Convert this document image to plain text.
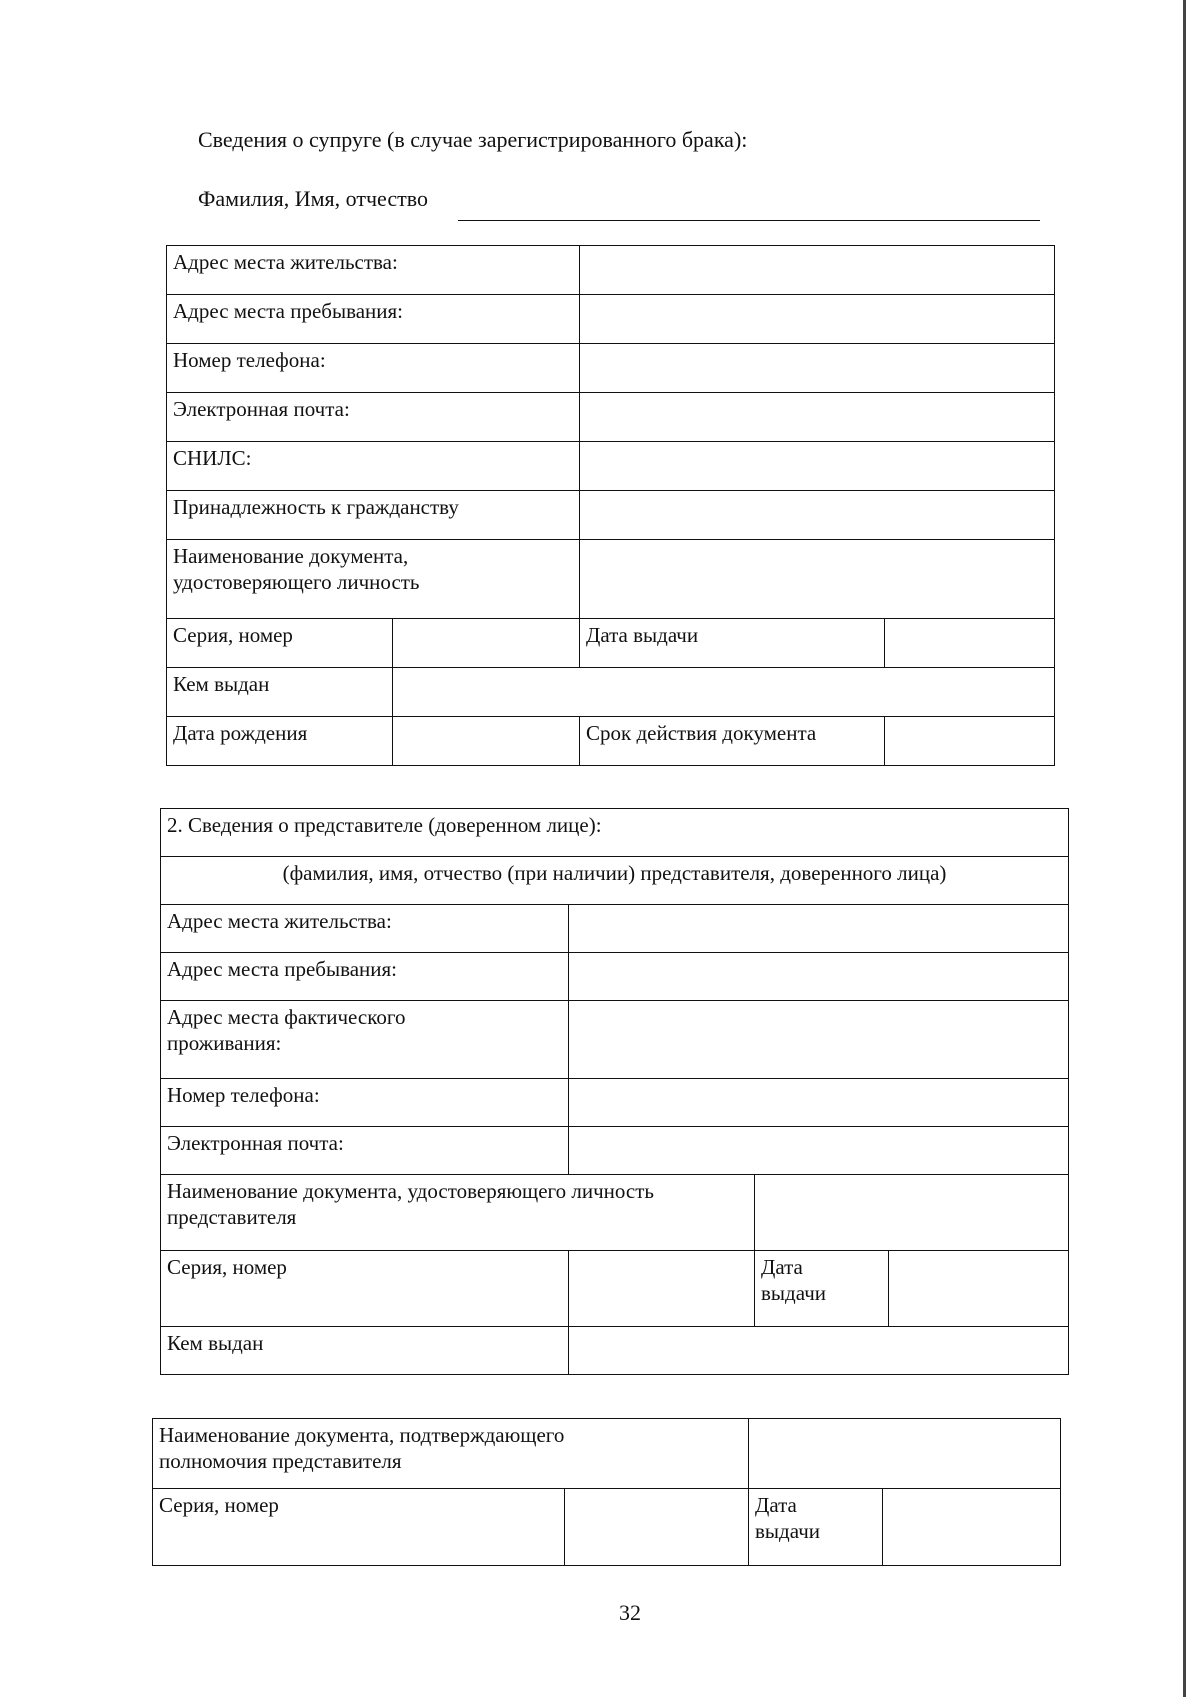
Сведения о супруге (в случае зарегистрированного брака):
Фамилия, Имя, отчество
Адрес места жительства:			
Адрес места пребывания:			
Номер телефона:			
Электронная почта:			
СНИЛС:			
Принадлежность к гражданству			

Наименование документа,
удостоверяющего личность			

Серия, номер		Дата выдачи	
Кем выдан			
Дата рождения		Срок действия документа	
2. Сведения о представителе (доверенном лице):			
(фамилия, имя, отчество (при наличии) представителя, доверенного лица)			
Адрес места жительства:			
Адрес места пребывания:			

Адрес места фактического
проживания:			

Номер телефона:			
Электронная почта:			

Наименование документа, удостоверяющего личность
представителя			

Серия, номер		Дата
выдачи	

Кем выдан			
Наименование документа, подтверждающего
полномочия представителя			

Серия, номер		Дата
выдачи	

32
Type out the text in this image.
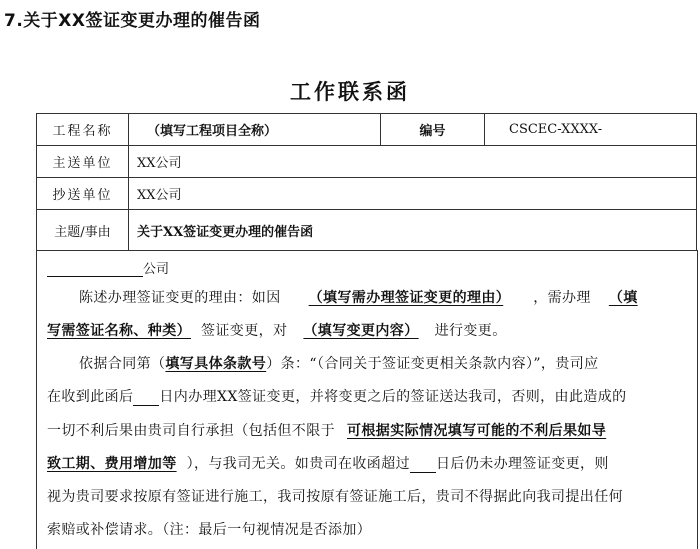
7.关于XX签证变更办理的催告函
工作联系函
工程名称	（填写工程项目全称）	编号	CSCEC-XXXX-
主送单位	XX公司		
抄送单位	XX公司		
主题/事由	关于XX签证变更办理的催告函		
公司
陈述办理签证变更的理由：如因 （填写需办理签证变更的理由） ，需办理 （填
写需签证名称、种类） 签证变更，对 （填写变更内容） 进行变更。
依据合同第（填写具体条款号）条：“（合同关于签证变更相关条款内容）”，贵司应
在收到此函后 日内办理XX签证变更，并将变更之后的签证送达我司，否则，由此造成的
一切不利后果由贵司自行承担（包括但不限于 可根据实际情况填写可能的不利后果如导
致工期、费用增加等 ），与我司无关。如贵司在收函超过 日后仍未办理签证变更，则
视为贵司要求按原有签证进行施工，我司按原有签证施工后，贵司不得据此向我司提出任何
索赔或补偿请求。（注：最后一句视情况是否添加）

[WORK REQUIRED]
Pick out every line of the listing containing the word "отчество", and show those lines.

[TASK RESULT]
Фамилия, Имя, отчество
(фамилия, имя, отчество (при наличии) представителя, доверенного лица)			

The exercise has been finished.